- **Short problem**: Copy each line of the data below with the word "êlectrôn".

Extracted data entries
* start *

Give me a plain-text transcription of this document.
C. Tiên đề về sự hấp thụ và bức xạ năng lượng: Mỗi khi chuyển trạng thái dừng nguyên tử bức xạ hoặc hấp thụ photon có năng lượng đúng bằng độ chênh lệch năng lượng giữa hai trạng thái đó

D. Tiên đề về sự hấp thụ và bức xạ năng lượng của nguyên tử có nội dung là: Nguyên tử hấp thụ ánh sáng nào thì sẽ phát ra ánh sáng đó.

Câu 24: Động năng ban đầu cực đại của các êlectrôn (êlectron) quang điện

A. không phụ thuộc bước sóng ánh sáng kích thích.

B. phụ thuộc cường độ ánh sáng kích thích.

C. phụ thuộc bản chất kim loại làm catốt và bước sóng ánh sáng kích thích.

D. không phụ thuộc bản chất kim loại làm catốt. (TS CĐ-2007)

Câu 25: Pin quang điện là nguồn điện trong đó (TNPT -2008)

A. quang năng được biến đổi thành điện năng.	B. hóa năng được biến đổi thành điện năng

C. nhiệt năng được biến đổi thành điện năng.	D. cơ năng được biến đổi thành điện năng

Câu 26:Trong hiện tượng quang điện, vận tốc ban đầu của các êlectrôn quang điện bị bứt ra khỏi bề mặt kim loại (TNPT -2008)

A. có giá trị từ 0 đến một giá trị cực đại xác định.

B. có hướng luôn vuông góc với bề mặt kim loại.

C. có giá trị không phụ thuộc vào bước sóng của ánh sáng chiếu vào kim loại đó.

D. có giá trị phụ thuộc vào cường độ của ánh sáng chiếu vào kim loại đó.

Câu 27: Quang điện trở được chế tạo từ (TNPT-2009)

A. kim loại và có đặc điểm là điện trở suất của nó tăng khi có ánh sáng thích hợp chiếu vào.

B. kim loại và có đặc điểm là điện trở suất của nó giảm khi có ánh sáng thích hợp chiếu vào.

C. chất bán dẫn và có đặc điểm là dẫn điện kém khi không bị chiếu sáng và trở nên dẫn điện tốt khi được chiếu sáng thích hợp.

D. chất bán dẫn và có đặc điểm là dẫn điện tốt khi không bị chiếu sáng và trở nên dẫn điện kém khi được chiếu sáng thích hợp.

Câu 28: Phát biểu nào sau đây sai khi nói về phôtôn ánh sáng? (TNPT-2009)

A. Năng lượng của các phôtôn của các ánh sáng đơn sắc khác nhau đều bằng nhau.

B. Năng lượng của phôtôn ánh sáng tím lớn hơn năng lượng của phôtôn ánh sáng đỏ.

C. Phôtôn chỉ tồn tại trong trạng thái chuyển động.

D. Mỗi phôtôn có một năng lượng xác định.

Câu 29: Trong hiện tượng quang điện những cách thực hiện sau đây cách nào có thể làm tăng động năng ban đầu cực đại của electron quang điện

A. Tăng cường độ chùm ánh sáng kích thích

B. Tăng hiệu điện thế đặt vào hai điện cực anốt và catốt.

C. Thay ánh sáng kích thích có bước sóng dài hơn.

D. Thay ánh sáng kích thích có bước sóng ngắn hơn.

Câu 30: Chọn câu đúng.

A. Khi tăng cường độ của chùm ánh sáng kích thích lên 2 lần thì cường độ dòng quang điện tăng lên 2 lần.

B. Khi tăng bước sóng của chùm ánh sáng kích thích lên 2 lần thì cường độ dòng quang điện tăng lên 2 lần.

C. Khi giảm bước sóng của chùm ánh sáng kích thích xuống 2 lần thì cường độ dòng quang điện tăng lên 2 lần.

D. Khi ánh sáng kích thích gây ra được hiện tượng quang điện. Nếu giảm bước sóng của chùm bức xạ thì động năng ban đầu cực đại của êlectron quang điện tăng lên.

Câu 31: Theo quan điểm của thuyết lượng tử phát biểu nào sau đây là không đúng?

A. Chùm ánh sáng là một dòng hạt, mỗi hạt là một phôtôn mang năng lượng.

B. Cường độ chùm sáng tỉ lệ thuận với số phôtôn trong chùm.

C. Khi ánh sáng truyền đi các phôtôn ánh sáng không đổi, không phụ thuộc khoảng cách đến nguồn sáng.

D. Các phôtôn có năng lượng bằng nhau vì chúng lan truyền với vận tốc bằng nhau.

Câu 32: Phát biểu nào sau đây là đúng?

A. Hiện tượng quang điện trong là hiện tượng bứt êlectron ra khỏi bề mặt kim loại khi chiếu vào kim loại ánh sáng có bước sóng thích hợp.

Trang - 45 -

* end *

- **Written solution**:
Câu 24: Động năng ban đầu cực đại của các êlectrôn (êlectron) quang điện
Câu 26:Trong hiện tượng quang điện, vận tốc ban đầu của các êlectrôn quang điện bị bứt ra khỏi bề mặt kim loại (TNPT -2008)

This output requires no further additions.